:: Required task ::
Could you give the data below again, exactly and completely?

:: Extracted data ::
▶

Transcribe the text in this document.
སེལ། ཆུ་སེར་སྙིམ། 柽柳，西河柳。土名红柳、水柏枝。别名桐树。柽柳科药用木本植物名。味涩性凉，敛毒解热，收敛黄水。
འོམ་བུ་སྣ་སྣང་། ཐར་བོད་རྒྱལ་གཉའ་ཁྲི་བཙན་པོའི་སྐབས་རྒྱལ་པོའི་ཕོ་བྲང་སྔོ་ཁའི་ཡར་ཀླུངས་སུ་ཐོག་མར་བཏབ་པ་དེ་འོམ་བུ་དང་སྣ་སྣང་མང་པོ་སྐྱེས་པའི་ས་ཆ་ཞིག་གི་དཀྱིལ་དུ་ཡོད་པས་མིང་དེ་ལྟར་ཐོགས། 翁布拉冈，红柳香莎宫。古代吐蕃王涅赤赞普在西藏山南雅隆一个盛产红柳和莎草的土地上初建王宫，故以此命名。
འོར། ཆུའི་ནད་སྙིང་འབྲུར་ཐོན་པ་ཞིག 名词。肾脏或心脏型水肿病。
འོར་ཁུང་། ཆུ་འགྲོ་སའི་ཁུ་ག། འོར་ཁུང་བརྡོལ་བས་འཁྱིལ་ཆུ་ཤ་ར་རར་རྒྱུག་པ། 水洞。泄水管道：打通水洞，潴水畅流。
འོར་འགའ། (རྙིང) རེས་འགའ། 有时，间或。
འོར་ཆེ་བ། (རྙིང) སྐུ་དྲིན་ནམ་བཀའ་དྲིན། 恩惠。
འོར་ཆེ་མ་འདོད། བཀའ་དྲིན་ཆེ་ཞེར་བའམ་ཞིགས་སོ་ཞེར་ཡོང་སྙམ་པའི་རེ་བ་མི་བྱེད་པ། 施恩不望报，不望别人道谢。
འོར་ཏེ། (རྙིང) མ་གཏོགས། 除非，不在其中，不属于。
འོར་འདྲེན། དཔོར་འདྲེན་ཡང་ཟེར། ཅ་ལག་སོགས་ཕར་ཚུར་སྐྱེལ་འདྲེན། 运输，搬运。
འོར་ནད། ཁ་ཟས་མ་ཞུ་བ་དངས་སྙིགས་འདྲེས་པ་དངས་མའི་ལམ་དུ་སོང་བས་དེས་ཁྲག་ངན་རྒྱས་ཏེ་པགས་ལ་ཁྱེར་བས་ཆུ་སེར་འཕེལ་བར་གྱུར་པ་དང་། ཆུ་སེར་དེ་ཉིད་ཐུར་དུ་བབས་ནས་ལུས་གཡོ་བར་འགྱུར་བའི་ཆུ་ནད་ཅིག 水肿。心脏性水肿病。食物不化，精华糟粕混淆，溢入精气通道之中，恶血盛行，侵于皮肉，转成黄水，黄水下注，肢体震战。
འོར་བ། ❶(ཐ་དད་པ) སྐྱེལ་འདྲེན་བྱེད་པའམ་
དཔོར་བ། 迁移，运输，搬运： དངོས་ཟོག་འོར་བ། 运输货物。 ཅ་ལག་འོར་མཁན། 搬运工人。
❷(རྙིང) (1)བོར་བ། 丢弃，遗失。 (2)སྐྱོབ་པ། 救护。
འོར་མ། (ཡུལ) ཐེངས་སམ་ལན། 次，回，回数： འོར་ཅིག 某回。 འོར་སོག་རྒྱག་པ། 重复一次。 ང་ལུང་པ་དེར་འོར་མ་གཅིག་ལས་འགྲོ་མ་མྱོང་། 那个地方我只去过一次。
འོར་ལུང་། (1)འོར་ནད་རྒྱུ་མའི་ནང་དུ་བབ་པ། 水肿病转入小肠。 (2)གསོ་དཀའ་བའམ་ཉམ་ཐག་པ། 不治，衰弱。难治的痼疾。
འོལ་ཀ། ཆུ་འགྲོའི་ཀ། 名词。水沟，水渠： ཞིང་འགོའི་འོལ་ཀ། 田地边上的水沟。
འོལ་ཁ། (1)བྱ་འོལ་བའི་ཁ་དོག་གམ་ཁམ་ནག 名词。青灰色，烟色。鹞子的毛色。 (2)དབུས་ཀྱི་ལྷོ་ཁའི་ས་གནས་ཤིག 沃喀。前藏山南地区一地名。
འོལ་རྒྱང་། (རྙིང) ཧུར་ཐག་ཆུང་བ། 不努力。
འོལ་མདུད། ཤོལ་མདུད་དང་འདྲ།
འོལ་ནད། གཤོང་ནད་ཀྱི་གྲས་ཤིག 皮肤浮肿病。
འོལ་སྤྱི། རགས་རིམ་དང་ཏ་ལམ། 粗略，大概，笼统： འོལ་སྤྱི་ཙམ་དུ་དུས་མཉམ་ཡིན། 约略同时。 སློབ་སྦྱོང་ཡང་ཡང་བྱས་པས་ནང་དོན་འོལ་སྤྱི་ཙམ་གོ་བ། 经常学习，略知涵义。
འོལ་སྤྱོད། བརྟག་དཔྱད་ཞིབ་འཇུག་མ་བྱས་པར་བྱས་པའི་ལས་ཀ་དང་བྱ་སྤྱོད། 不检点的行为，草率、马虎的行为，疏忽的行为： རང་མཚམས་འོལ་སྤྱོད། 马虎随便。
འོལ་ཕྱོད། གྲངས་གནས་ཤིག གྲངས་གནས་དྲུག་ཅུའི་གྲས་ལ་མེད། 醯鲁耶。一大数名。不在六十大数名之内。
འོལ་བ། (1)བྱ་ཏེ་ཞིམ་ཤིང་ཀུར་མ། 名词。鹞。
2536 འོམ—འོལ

◀

:: Answer in full ::
Transcribe the text in this document.
སེལ། ཆུ་སེར་སྙིམ། 柽柳，西河柳。土名红柳、水柏枝。别名桐树。柽柳科药用木本植物名。味涩性凉，敛毒解热，收敛黄水。
འོམ་བུ་སྣ་སྣང་། ཐར་བོད་རྒྱལ་གཉའ་ཁྲི་བཙན་པོའི་སྐབས་རྒྱལ་པོའི་ཕོ་བྲང་སྔོ་ཁའི་ཡར་ཀླུངས་སུ་ཐོག་མར་བཏབ་པ་དེ་འོམ་བུ་དང་སྣ་སྣང་མང་པོ་སྐྱེས་པའི་ས་ཆ་ཞིག་གི་དཀྱིལ་དུ་ཡོད་པས་མིང་དེ་ལྟར་ཐོགས། 翁布拉冈，红柳香莎宫。古代吐蕃王涅赤赞普在西藏山南雅隆一个盛产红柳和莎草的土地上初建王宫，故以此命名。
འོར། ཆུའི་ནད་སྙིང་འབྲུར་ཐོན་པ་ཞིག 名词。肾脏或心脏型水肿病。
འོར་ཁུང་། ཆུ་འགྲོ་སའི་ཁུ་ག། འོར་ཁུང་བརྡོལ་བས་འཁྱིལ་ཆུ་ཤ་ར་རར་རྒྱུག་པ། 水洞。泄水管道：打通水洞，潴水畅流。
འོར་འགའ། (རྙིང) རེས་འགའ། 有时，间或。
འོར་ཆེ་བ། (རྙིང) སྐུ་དྲིན་ནམ་བཀའ་དྲིན། 恩惠。
འོར་ཆེ་མ་འདོད། བཀའ་དྲིན་ཆེ་ཞེར་བའམ་ཞིགས་སོ་ཞེར་ཡོང་སྙམ་པའི་རེ་བ་མི་བྱེད་པ། 施恩不望报，不望别人道谢。
འོར་ཏེ། (རྙིང) མ་གཏོགས། 除非，不在其中，不属于。
འོར་འདྲེན། དཔོར་འདྲེན་ཡང་ཟེར། ཅ་ལག་སོགས་ཕར་ཚུར་སྐྱེལ་འདྲེན། 运输，搬运。
འོར་ནད། ཁ་ཟས་མ་ཞུ་བ་དངས་སྙིགས་འདྲེས་པ་དངས་མའི་ལམ་དུ་སོང་བས་དེས་ཁྲག་ངན་རྒྱས་ཏེ་པགས་ལ་ཁྱེར་བས་ཆུ་སེར་འཕེལ་བར་གྱུར་པ་དང་། ཆུ་སེར་དེ་ཉིད་ཐུར་དུ་བབས་ནས་ལུས་གཡོ་བར་འགྱུར་བའི་ཆུ་ནད་ཅིག 水肿。心脏性水肿病。食物不化，精华糟粕混淆，溢入精气通道之中，恶血盛行，侵于皮肉，转成黄水，黄水下注，肢体震战。
འོར་བ། ❶(ཐ་དད་པ) སྐྱེལ་འདྲེན་བྱེད་པའམ་
དཔོར་བ། 迁移，运输，搬运： དངོས་ཟོག་འོར་བ། 运输货物。 ཅ་ལག་འོར་མཁན། 搬运工人。
❷(རྙིང) (1)བོར་བ། 丢弃，遗失。 (2)སྐྱོབ་པ། 救护。
འོར་མ། (ཡུལ) ཐེངས་སམ་ལན། 次，回，回数： འོར་ཅིག 某回。 འོར་སོག་རྒྱག་པ། 重复一次。 ང་ལུང་པ་དེར་འོར་མ་གཅིག་ལས་འགྲོ་མ་མྱོང་། 那个地方我只去过一次。
འོར་ལུང་། (1)འོར་ནད་རྒྱུ་མའི་ནང་དུ་བབ་པ། 水肿病转入小肠。 (2)གསོ་དཀའ་བའམ་ཉམ་ཐག་པ། 不治，衰弱。难治的痼疾。
འོལ་ཀ། ཆུ་འགྲོའི་ཀ། 名词。水沟，水渠： ཞིང་འགོའི་འོལ་ཀ། 田地边上的水沟。
འོལ་ཁ། (1)བྱ་འོལ་བའི་ཁ་དོག་གམ་ཁམ་ནག 名词。青灰色，烟色。鹞子的毛色。 (2)དབུས་ཀྱི་ལྷོ་ཁའི་ས་གནས་ཤིག 沃喀。前藏山南地区一地名。
འོལ་རྒྱང་། (རྙིང) ཧུར་ཐག་ཆུང་བ། 不努力。
འོལ་མདུད། ཤོལ་མདུད་དང་འདྲ།
འོལ་ནད། གཤོང་ནད་ཀྱི་གྲས་ཤིག 皮肤浮肿病。
འོལ་སྤྱི། རགས་རིམ་དང་ཏ་ལམ། 粗略，大概，笼统： འོལ་སྤྱི་ཙམ་དུ་དུས་མཉམ་ཡིན། 约略同时。 སློབ་སྦྱོང་ཡང་ཡང་བྱས་པས་ནང་དོན་འོལ་སྤྱི་ཙམ་གོ་བ། 经常学习，略知涵义。
འོལ་སྤྱོད། བརྟག་དཔྱད་ཞིབ་འཇུག་མ་བྱས་པར་བྱས་པའི་ལས་ཀ་དང་བྱ་སྤྱོད། 不检点的行为，草率、马虎的行为，疏忽的行为： རང་མཚམས་འོལ་སྤྱོད། 马虎随便。
འོལ་ཕྱོད། གྲངས་གནས་ཤིག གྲངས་གནས་དྲུག་ཅུའི་གྲས་ལ་མེད། 醯鲁耶。一大数名。不在六十大数名之内。
འོལ་བ། (1)བྱ་ཏེ་ཞིམ་ཤིང་ཀུར་མ། 名词。鹞。
2536 འོམ—འོལ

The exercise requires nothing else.